(Dataset listings of figures)
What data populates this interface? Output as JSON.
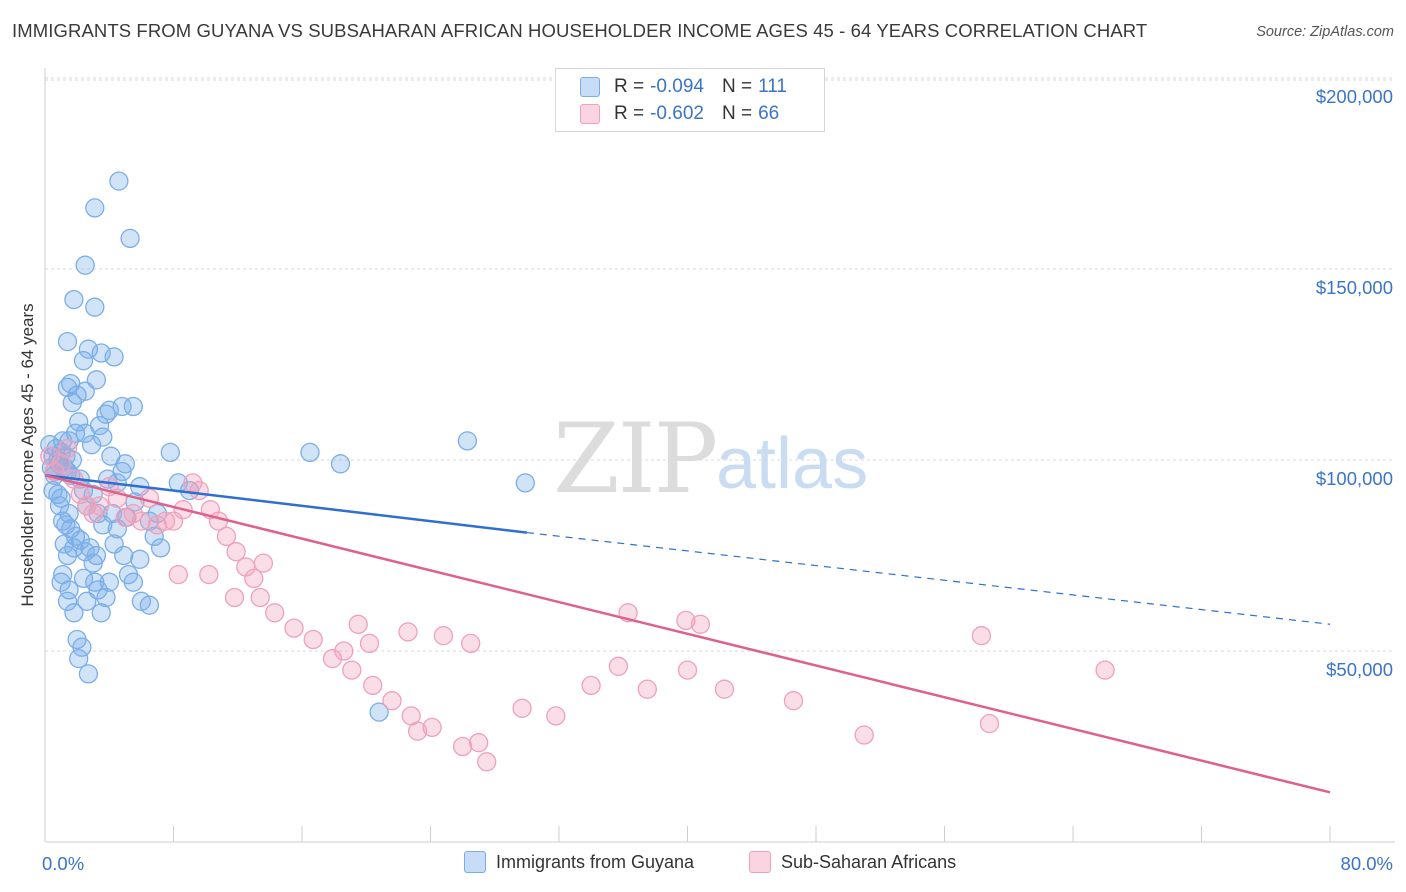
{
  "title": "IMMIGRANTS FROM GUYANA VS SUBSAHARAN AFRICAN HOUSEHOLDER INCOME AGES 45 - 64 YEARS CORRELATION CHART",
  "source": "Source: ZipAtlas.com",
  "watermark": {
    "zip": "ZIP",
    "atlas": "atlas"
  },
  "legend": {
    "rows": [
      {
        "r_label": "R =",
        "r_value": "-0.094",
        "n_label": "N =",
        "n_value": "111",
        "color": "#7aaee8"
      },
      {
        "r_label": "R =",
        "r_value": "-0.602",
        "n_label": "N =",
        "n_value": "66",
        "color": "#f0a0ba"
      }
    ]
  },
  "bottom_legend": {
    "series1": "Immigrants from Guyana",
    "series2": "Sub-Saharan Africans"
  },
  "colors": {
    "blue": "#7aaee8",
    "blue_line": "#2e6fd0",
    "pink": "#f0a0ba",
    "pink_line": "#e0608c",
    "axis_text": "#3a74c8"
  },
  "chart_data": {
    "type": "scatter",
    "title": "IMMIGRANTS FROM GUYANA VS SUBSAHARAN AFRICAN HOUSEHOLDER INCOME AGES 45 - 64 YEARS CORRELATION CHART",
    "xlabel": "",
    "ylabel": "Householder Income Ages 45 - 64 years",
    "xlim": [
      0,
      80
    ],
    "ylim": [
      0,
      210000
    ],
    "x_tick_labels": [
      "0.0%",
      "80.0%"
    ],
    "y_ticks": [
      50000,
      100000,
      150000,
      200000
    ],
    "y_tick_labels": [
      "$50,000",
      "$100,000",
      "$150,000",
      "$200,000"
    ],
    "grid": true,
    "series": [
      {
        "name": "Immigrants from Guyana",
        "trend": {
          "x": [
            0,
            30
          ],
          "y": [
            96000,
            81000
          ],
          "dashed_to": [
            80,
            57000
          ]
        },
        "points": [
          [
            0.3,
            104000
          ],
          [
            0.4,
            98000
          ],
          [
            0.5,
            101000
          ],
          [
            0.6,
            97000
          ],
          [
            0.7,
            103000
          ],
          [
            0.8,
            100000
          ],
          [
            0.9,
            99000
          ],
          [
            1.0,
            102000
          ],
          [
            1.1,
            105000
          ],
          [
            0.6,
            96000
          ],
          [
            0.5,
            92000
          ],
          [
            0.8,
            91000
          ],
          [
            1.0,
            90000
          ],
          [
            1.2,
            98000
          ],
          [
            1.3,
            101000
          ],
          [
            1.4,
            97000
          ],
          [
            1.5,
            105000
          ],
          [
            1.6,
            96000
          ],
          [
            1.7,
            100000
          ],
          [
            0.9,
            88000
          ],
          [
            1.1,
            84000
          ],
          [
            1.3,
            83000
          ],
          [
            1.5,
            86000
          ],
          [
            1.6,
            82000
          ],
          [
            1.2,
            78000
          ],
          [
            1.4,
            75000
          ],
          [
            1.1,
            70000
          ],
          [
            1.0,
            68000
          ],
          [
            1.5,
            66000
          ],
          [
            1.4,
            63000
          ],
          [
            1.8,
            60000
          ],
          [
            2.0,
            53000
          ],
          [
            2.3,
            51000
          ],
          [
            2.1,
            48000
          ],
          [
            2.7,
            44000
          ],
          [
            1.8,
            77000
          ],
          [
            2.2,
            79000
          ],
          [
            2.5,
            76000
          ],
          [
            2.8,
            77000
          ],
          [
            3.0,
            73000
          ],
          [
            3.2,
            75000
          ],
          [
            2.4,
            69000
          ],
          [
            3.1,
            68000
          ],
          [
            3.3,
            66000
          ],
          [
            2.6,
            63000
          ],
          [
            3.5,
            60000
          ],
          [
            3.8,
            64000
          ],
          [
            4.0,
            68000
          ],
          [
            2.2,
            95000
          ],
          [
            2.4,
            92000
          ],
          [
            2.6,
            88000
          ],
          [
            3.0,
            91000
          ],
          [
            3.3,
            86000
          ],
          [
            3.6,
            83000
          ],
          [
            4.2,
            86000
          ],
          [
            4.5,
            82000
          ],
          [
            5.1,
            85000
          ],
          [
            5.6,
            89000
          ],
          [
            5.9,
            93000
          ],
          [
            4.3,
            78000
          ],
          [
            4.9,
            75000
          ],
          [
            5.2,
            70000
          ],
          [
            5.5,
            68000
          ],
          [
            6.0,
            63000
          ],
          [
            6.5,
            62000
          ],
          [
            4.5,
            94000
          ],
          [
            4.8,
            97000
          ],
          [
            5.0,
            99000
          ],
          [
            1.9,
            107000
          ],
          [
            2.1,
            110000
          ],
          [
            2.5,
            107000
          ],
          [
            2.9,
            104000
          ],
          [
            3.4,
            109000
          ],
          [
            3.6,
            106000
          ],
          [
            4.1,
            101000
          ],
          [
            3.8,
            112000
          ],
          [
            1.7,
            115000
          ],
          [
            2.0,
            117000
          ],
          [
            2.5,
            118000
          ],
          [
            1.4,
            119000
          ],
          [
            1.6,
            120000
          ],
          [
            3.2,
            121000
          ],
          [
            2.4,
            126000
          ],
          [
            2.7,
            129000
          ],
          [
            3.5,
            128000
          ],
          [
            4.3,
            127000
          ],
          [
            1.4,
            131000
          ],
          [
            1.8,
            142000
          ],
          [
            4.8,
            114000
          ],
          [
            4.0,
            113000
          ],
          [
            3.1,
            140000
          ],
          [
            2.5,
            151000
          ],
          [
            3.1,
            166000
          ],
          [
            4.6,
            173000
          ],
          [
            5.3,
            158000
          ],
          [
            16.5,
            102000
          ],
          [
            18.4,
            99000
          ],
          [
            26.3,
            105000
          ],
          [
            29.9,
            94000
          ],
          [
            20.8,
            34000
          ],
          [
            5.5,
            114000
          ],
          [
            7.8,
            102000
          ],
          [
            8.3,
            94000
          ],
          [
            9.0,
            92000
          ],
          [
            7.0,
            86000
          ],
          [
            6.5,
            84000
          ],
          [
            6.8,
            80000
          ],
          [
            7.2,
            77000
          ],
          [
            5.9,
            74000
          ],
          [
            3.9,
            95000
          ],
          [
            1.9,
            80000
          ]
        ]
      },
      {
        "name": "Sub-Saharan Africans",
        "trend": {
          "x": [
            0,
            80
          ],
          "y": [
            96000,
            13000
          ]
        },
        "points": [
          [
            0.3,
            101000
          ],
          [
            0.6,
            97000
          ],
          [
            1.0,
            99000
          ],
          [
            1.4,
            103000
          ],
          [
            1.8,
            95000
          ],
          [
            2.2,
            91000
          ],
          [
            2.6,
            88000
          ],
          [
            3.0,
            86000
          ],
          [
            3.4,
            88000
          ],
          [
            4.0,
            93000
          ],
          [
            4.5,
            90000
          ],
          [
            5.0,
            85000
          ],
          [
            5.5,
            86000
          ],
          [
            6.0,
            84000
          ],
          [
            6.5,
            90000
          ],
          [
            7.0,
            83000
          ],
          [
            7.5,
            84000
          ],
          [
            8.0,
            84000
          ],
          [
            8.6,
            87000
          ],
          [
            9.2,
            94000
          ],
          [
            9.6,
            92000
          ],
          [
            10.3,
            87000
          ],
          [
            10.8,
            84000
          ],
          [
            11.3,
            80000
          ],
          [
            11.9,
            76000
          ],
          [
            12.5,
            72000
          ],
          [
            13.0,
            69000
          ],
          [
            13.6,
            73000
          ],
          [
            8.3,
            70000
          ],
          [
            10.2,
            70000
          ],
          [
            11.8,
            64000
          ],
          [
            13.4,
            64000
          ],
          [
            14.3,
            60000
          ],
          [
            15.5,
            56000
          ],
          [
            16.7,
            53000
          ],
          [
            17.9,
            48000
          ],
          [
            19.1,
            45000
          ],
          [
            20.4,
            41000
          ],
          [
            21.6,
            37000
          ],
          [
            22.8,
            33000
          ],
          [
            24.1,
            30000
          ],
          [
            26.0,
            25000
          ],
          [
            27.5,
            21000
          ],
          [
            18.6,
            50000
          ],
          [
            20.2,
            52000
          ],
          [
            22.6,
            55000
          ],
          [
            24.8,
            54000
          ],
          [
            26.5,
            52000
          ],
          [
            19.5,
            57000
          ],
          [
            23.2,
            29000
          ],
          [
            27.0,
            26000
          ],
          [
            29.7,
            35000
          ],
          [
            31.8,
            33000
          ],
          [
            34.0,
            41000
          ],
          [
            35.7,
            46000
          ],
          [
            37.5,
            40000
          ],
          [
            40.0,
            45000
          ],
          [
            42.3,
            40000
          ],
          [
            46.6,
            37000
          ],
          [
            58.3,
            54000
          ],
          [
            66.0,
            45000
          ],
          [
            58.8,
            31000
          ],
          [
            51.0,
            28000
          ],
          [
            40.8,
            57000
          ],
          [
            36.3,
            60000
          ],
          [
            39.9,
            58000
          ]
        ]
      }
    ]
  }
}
* * *
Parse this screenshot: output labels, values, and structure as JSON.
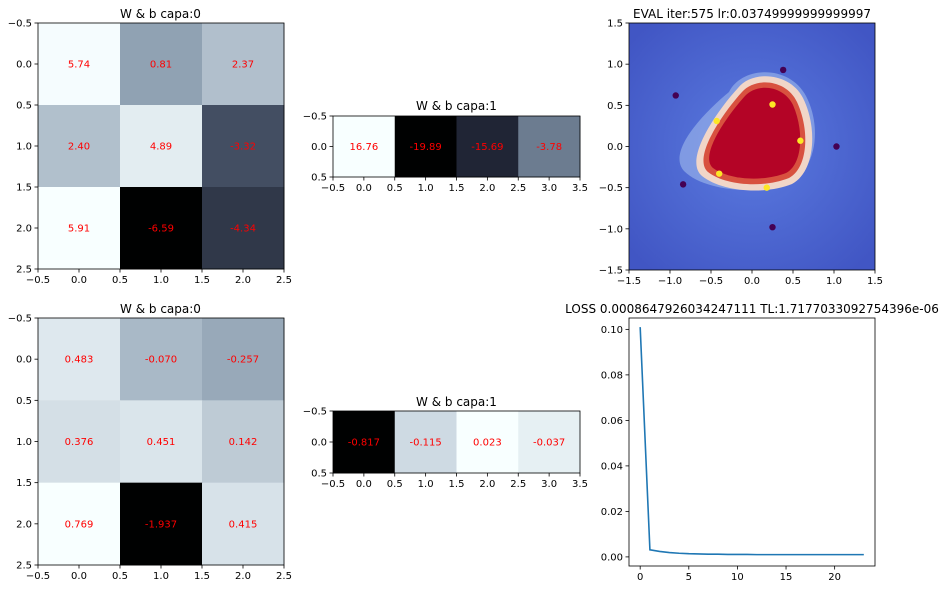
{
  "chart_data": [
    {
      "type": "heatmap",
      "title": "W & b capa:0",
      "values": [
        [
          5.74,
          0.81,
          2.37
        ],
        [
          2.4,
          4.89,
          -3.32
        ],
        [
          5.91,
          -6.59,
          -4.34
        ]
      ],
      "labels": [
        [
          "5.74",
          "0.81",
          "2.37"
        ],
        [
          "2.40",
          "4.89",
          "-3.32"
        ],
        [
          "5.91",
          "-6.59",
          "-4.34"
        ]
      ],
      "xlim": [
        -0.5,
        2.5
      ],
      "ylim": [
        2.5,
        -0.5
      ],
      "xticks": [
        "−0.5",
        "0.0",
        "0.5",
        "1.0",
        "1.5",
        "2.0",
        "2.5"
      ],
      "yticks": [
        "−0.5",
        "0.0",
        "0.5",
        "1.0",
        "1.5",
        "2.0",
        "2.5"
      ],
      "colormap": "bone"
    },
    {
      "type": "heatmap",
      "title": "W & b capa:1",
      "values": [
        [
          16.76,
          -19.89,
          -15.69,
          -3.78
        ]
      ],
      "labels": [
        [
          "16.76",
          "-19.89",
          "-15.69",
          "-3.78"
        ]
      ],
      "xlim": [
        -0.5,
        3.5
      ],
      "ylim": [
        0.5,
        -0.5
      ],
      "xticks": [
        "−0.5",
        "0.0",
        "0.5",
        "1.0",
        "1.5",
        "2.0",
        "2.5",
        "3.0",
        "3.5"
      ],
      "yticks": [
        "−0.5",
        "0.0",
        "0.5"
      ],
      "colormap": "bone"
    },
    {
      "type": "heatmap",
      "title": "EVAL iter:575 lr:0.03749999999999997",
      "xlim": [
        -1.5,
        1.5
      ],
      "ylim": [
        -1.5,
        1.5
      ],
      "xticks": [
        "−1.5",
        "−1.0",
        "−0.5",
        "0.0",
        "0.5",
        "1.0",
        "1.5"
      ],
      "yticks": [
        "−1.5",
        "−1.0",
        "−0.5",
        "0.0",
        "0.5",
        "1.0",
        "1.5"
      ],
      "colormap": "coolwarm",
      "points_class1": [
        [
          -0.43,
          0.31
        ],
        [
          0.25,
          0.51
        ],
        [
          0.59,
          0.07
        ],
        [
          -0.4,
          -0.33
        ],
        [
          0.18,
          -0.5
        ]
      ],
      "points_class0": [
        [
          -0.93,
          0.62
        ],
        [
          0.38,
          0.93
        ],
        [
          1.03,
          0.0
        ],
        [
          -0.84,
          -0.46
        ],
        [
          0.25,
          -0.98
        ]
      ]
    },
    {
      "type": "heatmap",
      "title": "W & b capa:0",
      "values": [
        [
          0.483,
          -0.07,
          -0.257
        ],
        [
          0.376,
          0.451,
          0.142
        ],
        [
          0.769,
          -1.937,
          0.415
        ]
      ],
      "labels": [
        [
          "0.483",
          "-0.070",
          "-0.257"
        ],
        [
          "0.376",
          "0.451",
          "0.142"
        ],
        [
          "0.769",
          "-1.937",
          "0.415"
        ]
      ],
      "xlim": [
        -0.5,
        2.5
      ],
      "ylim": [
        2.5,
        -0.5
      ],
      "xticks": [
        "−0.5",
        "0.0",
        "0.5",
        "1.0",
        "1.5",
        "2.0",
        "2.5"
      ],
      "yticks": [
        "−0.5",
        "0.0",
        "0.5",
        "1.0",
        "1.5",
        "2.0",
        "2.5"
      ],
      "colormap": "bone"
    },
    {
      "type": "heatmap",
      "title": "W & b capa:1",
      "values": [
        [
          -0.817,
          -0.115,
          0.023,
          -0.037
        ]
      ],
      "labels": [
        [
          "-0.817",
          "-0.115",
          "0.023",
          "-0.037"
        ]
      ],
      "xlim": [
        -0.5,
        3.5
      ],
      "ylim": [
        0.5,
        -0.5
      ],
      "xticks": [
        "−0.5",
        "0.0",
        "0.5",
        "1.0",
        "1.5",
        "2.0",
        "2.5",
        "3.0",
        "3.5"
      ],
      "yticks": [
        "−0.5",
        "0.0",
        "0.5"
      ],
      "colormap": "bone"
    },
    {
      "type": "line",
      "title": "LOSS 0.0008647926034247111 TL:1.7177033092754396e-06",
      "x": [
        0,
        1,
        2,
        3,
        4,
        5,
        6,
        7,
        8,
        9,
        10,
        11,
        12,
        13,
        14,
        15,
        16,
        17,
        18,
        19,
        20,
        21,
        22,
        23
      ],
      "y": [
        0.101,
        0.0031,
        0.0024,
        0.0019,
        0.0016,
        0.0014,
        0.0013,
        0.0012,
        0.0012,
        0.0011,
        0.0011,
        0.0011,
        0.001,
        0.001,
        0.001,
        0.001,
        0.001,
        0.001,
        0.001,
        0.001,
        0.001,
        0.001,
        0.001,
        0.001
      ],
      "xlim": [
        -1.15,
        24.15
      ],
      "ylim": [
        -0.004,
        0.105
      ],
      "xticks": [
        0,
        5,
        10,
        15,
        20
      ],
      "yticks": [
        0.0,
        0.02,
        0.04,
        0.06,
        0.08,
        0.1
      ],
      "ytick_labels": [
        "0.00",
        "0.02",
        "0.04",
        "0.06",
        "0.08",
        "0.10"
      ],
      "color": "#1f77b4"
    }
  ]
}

**PROBLEM DESCRIPTION:** Using the material above, state how many lines include the string "SUBSAHARAN". Answer with a single number.

**SOLUTION FOR THIS TASK:** 2